### What the task requires:
Copy the listing word for word, starting from its first line and stopping after the line that contains "legend-swatch — [433, 132, 446, 144]".

### Entries supplied:

↓

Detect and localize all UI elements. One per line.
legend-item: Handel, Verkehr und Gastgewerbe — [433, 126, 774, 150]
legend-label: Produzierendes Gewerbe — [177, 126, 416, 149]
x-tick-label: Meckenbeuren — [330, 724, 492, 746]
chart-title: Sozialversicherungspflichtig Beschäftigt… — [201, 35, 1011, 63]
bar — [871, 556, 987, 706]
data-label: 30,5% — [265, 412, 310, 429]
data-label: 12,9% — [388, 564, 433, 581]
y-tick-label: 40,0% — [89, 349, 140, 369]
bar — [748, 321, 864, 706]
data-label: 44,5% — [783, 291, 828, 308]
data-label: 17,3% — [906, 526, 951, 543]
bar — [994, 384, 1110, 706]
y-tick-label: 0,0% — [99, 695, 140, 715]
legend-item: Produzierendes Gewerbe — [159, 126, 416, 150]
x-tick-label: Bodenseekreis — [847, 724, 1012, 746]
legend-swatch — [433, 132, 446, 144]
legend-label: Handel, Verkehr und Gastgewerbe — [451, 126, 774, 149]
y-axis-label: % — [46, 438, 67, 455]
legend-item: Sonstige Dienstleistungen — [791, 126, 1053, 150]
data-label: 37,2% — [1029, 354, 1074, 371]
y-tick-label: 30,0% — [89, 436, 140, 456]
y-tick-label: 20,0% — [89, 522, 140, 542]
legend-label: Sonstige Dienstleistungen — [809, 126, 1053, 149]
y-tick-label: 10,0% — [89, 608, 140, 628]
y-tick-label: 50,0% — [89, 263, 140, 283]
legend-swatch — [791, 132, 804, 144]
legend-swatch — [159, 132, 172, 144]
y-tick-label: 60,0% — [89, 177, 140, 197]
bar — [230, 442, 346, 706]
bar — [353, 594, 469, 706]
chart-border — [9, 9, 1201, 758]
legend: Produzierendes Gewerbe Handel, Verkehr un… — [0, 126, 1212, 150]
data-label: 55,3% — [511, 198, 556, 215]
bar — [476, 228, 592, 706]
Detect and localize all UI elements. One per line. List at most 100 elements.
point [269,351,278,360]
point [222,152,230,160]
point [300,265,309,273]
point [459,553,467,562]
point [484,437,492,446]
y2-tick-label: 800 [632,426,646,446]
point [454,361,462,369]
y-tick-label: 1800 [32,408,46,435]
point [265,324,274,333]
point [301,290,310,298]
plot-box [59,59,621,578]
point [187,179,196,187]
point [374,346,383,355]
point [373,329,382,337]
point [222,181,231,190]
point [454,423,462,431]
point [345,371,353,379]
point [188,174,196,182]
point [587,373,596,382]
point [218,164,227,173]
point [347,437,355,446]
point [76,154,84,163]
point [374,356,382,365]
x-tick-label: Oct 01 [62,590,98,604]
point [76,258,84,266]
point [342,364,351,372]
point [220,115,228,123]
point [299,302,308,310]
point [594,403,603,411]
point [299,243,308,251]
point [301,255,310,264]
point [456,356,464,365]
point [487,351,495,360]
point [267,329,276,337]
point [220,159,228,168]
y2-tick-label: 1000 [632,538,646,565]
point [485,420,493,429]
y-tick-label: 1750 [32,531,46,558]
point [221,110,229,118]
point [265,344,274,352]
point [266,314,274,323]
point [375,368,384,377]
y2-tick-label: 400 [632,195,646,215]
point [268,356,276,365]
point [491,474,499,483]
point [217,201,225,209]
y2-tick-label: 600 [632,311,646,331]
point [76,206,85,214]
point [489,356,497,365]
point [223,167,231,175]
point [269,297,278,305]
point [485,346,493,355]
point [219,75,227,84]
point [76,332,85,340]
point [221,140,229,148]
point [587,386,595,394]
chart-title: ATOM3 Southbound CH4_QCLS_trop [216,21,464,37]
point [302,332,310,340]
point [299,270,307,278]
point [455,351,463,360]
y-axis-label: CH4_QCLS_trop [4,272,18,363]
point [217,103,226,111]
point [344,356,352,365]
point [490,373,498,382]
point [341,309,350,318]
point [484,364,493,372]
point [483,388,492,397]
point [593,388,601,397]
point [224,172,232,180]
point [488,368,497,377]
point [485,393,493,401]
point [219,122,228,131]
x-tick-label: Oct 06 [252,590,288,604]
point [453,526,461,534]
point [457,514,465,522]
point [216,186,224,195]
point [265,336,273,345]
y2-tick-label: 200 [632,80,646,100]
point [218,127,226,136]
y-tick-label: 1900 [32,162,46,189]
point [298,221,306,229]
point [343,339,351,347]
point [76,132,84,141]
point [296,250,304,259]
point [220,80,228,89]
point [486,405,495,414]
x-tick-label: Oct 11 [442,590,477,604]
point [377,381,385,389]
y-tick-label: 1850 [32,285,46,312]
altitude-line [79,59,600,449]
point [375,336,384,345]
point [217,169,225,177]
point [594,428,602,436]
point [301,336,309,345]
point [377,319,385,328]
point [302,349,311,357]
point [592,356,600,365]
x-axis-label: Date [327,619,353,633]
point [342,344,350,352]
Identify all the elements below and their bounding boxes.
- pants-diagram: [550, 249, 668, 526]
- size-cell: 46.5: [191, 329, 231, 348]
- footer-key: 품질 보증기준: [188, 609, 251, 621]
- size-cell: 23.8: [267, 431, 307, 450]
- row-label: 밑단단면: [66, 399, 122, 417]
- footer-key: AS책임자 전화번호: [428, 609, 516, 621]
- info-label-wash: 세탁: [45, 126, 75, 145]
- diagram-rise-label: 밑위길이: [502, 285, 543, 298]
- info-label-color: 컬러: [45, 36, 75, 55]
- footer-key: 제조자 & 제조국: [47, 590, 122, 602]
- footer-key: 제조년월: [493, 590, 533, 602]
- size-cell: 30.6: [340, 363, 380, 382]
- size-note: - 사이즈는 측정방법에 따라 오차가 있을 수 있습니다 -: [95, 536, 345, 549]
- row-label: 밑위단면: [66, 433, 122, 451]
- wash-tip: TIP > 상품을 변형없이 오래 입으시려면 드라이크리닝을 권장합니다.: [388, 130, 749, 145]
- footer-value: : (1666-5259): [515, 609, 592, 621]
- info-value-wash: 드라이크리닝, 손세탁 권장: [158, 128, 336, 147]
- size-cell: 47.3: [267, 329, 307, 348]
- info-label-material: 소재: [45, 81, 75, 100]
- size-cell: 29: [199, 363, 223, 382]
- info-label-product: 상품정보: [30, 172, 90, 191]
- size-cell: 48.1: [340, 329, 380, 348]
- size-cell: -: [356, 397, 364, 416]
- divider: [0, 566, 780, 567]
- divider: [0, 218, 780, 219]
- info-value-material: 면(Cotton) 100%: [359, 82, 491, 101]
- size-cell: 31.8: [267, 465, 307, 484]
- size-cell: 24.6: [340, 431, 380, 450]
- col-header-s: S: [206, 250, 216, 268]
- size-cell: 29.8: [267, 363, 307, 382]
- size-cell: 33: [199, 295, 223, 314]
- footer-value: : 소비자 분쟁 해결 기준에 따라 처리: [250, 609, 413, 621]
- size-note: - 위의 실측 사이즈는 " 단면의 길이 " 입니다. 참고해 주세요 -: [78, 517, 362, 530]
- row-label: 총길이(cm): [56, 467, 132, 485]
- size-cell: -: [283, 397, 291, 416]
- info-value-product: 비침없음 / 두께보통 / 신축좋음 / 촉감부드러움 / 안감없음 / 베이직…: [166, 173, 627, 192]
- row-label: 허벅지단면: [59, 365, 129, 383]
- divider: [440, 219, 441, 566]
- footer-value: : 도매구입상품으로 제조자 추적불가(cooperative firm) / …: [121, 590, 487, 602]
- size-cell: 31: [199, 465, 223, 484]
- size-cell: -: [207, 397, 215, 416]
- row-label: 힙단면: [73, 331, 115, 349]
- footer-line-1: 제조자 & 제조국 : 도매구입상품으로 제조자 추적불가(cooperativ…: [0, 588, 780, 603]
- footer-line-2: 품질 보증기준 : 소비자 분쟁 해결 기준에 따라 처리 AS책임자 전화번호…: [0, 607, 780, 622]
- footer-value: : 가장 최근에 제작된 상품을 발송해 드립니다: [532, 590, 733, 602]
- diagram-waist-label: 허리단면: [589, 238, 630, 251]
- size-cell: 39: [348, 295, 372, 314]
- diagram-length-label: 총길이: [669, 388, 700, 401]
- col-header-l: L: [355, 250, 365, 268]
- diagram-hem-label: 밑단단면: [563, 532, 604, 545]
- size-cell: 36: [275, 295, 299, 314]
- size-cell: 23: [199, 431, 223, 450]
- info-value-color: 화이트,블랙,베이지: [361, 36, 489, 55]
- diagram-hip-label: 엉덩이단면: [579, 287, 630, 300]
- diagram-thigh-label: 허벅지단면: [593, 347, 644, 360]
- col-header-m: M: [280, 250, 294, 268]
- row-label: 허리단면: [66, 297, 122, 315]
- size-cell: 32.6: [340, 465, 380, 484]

↑

### Response for this exercise:
Detect and localize all UI elements. One per line.
legend-item: Handel, Verkehr und Gastgewerbe — [433, 126, 774, 150]
legend-label: Produzierendes Gewerbe — [177, 126, 416, 149]
x-tick-label: Meckenbeuren — [330, 724, 492, 746]
chart-title: Sozialversicherungspflichtig Beschäftigt… — [201, 35, 1011, 63]
bar — [871, 556, 987, 706]
data-label: 30,5% — [265, 412, 310, 429]
data-label: 12,9% — [388, 564, 433, 581]
y-tick-label: 40,0% — [89, 349, 140, 369]
bar — [748, 321, 864, 706]
data-label: 44,5% — [783, 291, 828, 308]
data-label: 17,3% — [906, 526, 951, 543]
bar — [994, 384, 1110, 706]
y-tick-label: 0,0% — [99, 695, 140, 715]
legend-item: Produzierendes Gewerbe — [159, 126, 416, 150]
x-tick-label: Bodenseekreis — [847, 724, 1012, 746]
legend-swatch — [433, 132, 446, 144]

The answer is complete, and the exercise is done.